--- Start INPUT ---
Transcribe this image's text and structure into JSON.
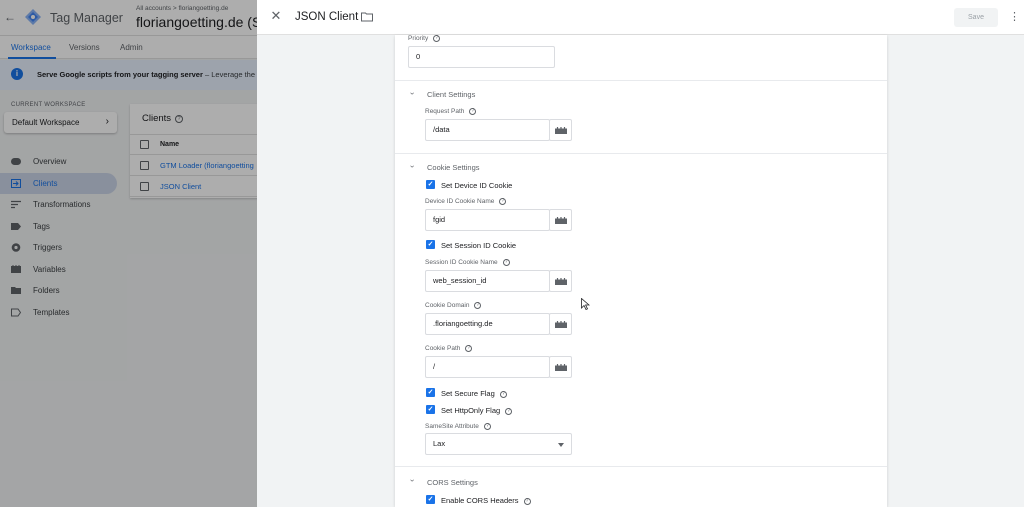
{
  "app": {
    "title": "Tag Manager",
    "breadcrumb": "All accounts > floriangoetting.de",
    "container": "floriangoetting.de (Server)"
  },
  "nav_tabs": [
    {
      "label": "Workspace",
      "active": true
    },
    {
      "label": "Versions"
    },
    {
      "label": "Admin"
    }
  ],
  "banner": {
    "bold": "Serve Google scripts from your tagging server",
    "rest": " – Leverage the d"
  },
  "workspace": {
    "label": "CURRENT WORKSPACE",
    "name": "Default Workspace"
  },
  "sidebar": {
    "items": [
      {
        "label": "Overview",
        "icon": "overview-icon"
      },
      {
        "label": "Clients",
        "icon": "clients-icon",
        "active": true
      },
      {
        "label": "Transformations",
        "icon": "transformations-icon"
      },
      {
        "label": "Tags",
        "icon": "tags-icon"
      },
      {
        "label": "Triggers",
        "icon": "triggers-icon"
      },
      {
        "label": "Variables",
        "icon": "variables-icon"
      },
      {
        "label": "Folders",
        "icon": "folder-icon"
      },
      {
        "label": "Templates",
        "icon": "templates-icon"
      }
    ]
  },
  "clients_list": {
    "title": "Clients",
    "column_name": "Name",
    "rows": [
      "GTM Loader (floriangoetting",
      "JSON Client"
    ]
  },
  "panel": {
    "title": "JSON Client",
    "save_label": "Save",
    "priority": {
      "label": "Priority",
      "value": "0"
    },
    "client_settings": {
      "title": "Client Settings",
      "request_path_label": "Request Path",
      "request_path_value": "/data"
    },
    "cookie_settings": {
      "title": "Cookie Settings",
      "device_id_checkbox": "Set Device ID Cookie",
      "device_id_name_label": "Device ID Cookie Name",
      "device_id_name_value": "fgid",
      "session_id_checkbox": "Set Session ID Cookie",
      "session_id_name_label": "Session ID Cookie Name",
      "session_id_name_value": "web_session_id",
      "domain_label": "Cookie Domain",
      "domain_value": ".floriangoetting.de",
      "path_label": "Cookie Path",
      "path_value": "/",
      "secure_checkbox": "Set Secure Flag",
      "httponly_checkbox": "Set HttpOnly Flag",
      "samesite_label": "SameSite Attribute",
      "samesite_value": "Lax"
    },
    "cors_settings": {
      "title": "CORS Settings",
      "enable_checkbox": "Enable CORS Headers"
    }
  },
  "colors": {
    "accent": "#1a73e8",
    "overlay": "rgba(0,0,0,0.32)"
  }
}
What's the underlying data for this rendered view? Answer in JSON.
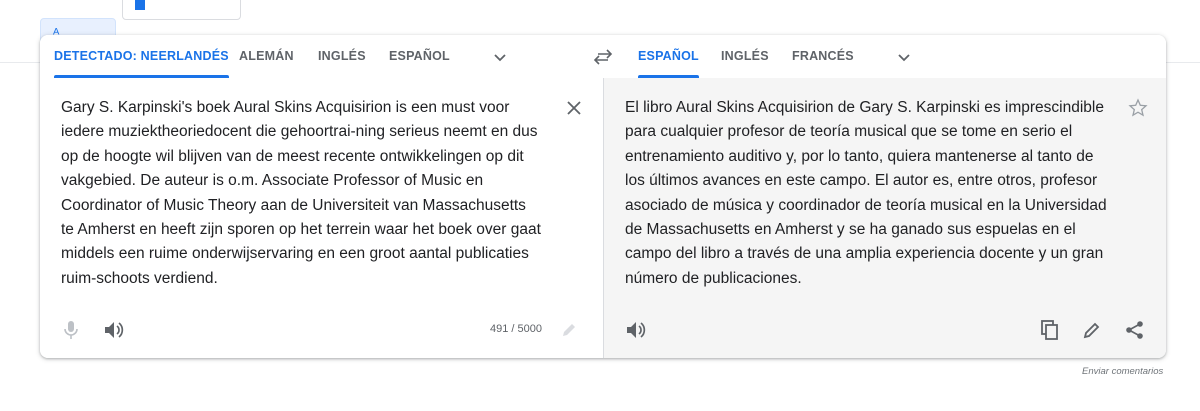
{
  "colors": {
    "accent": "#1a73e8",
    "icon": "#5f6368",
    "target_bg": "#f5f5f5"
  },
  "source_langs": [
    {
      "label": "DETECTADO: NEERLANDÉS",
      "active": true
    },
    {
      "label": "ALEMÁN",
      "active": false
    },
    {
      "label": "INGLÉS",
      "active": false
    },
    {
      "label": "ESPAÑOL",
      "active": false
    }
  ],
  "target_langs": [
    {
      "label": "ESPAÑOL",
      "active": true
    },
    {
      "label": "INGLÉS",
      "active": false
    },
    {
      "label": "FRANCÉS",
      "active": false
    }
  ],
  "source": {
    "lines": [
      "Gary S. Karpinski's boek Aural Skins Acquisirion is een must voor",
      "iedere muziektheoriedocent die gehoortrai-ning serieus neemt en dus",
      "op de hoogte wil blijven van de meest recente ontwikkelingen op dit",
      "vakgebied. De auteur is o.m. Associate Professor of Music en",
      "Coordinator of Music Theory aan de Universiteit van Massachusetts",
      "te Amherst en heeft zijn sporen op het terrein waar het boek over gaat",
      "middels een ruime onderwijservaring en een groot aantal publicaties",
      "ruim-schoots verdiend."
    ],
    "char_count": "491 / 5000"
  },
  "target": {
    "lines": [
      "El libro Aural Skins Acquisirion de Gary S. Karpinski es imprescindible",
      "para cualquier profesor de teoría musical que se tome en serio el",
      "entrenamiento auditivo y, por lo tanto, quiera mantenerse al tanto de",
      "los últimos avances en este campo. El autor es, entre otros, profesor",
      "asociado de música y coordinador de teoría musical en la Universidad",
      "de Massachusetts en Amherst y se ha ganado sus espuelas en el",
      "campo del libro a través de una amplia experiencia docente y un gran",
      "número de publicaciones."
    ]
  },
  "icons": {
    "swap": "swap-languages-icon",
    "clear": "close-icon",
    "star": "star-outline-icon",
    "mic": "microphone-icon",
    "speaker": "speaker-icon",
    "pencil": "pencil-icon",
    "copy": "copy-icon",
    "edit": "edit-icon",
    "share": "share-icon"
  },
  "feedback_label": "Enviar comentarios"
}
--- End INPUT ---
--- Start INPUT ---
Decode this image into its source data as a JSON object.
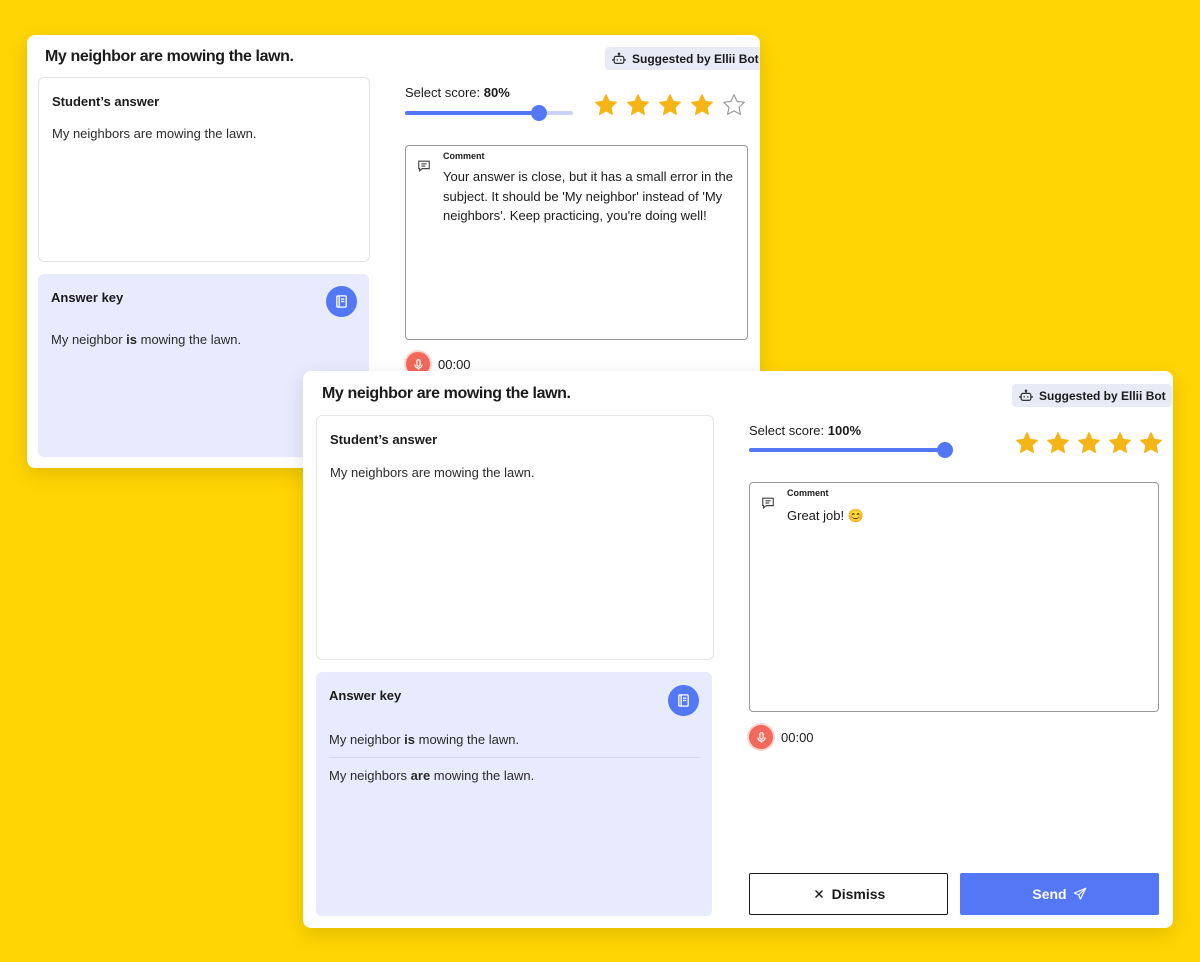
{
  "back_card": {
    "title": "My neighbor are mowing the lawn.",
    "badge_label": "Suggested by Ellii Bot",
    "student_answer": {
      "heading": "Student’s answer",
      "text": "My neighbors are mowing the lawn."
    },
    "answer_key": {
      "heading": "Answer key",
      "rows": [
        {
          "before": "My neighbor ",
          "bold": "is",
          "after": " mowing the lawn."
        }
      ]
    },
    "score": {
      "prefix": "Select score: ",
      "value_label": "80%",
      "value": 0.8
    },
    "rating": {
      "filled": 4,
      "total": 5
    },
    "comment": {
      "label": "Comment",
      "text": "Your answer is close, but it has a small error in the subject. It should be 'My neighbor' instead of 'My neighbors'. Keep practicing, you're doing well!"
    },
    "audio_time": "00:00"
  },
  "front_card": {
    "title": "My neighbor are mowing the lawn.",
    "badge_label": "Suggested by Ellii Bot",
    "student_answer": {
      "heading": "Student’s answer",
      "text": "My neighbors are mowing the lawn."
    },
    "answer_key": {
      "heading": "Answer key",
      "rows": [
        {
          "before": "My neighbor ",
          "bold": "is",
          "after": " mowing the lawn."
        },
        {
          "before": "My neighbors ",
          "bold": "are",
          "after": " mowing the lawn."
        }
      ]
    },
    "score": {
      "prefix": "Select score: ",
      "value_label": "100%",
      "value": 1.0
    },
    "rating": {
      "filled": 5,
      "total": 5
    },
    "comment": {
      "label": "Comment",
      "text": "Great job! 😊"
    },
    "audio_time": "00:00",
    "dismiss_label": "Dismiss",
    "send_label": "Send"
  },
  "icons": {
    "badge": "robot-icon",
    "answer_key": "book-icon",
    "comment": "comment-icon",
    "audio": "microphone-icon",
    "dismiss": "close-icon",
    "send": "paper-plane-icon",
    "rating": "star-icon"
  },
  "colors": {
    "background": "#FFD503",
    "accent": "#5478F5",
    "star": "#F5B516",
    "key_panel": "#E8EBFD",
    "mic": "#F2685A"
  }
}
--- End INPUT ---
▶ [TASK TO COMPLETE]: Determine the number of lines in the listing that contain the string "Aural". Write that number and nothing else.

▶ [RESPONSE TO THIS TASK]: 2